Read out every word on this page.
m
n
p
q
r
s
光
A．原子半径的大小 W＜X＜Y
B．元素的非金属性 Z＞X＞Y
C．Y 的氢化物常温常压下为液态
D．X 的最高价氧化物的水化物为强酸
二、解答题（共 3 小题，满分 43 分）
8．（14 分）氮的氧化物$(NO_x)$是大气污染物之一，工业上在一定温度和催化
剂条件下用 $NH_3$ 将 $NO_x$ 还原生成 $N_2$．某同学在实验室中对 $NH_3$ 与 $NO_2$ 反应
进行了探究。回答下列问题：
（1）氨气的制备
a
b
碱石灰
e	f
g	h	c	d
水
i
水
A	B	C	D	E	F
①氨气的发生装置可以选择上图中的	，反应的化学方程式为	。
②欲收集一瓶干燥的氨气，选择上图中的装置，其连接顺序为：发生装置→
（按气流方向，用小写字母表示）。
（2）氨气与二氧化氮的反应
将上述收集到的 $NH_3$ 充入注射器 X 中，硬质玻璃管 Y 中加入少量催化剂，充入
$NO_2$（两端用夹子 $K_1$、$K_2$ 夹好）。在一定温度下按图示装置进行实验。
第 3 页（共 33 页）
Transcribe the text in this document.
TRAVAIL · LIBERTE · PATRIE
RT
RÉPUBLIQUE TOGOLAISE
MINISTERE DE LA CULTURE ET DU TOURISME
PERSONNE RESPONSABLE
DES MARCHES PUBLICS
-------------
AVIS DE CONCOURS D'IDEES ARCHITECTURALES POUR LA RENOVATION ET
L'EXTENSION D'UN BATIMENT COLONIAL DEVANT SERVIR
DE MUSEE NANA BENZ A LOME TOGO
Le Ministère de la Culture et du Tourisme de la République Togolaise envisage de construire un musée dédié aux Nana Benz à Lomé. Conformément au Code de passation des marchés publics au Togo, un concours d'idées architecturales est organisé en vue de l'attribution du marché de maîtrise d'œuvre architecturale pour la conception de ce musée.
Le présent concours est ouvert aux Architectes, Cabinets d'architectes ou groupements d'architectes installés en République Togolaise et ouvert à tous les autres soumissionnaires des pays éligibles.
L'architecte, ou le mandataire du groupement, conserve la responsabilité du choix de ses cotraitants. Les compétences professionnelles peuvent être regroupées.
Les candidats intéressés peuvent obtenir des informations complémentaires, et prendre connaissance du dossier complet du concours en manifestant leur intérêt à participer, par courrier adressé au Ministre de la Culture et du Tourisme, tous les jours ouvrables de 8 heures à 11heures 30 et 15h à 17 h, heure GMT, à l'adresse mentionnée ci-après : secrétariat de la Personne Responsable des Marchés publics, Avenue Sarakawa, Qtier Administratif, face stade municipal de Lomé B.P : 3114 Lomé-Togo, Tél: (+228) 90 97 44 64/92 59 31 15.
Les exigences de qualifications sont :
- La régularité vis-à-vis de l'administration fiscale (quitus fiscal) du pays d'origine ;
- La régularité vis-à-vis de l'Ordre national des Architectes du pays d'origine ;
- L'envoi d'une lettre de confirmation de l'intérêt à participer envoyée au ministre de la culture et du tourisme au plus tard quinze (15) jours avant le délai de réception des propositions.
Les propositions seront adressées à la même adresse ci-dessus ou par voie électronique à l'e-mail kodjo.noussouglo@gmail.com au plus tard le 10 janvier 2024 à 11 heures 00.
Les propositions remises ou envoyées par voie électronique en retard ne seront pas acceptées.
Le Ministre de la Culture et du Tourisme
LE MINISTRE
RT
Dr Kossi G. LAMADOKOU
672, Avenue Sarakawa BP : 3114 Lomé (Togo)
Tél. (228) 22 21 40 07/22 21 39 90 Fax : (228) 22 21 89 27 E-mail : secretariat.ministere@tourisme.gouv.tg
- - -
> _PROBLEM DESCRIPTION_
Copy the records above exactly as they appear.

> _SOLUTION TO THIS EXERCISE_
Read out every word on this page.
m
n
p
q
r
s
光
A．原子半径的大小 W＜X＜Y
B．元素的非金属性 Z＞X＞Y
C．Y 的氢化物常温常压下为液态
D．X 的最高价氧化物的水化物为强酸
二、解答题（共 3 小题，满分 43 分）
8．（14 分）氮的氧化物$(NO_x)$是大气污染物之一，工业上在一定温度和催化
剂条件下用 $NH_3$ 将 $NO_x$ 还原生成 $N_2$．某同学在实验室中对 $NH_3$ 与 $NO_2$ 反应
进行了探究。回答下列问题：
（1）氨气的制备
a
b
碱石灰
e	f
g	h	c	d
水
i
水
A	B	C	D	E	F
①氨气的发生装置可以选择上图中的	，反应的化学方程式为	。
②欲收集一瓶干燥的氨气，选择上图中的装置，其连接顺序为：发生装置→
（按气流方向，用小写字母表示）。
（2）氨气与二氧化氮的反应
将上述收集到的 $NH_3$ 充入注射器 X 中，硬质玻璃管 Y 中加入少量催化剂，充入
$NO_2$（两端用夹子 $K_1$、$K_2$ 夹好）。在一定温度下按图示装置进行实验。
第 3 页（共 33 页）
Transcribe the text in this document.
TRAVAIL · LIBERTE · PATRIE
RT
RÉPUBLIQUE TOGOLAISE
MINISTERE DE LA CULTURE ET DU TOURISME
PERSONNE RESPONSABLE
DES MARCHES PUBLICS
-------------
AVIS DE CONCOURS D'IDEES ARCHITECTURALES POUR LA RENOVATION ET
L'EXTENSION D'UN BATIMENT COLONIAL DEVANT SERVIR
DE MUSEE NANA BENZ A LOME TOGO
Le Ministère de la Culture et du Tourisme de la République Togolaise envisage de construire un musée dédié aux Nana Benz à Lomé. Conformément au Code de passation des marchés publics au Togo, un concours d'idées architecturales est organisé en vue de l'attribution du marché de maîtrise d'œuvre architecturale pour la conception de ce musée.
Le présent concours est ouvert aux Architectes, Cabinets d'architectes ou groupements d'architectes installés en République Togolaise et ouvert à tous les autres soumissionnaires des pays éligibles.
L'architecte, ou le mandataire du groupement, conserve la responsabilité du choix de ses cotraitants. Les compétences professionnelles peuvent être regroupées.
Les candidats intéressés peuvent obtenir des informations complémentaires, et prendre connaissance du dossier complet du concours en manifestant leur intérêt à participer, par courrier adressé au Ministre de la Culture et du Tourisme, tous les jours ouvrables de 8 heures à 11heures 30 et 15h à 17 h, heure GMT, à l'adresse mentionnée ci-après : secrétariat de la Personne Responsable des Marchés publics, Avenue Sarakawa, Qtier Administratif, face stade municipal de Lomé B.P : 3114 Lomé-Togo, Tél: (+228) 90 97 44 64/92 59 31 15.
Les exigences de qualifications sont :
- La régularité vis-à-vis de l'administration fiscale (quitus fiscal) du pays d'origine ;
- La régularité vis-à-vis de l'Ordre national des Architectes du pays d'origine ;
- L'envoi d'une lettre de confirmation de l'intérêt à participer envoyée au ministre de la culture et du tourisme au plus tard quinze (15) jours avant le délai de réception des propositions.
Les propositions seront adressées à la même adresse ci-dessus ou par voie électronique à l'e-mail kodjo.noussouglo@gmail.com au plus tard le 10 janvier 2024 à 11 heures 00.
Les propositions remises ou envoyées par voie électronique en retard ne seront pas acceptées.
Le Ministre de la Culture et du Tourisme
LE MINISTRE
RT
Dr Kossi G. LAMADOKOU
672, Avenue Sarakawa BP : 3114 Lomé (Togo)
Tél. (228) 22 21 40 07/22 21 39 90 Fax : (228) 22 21 89 27 E-mail : secretariat.ministere@tourisme.gouv.tg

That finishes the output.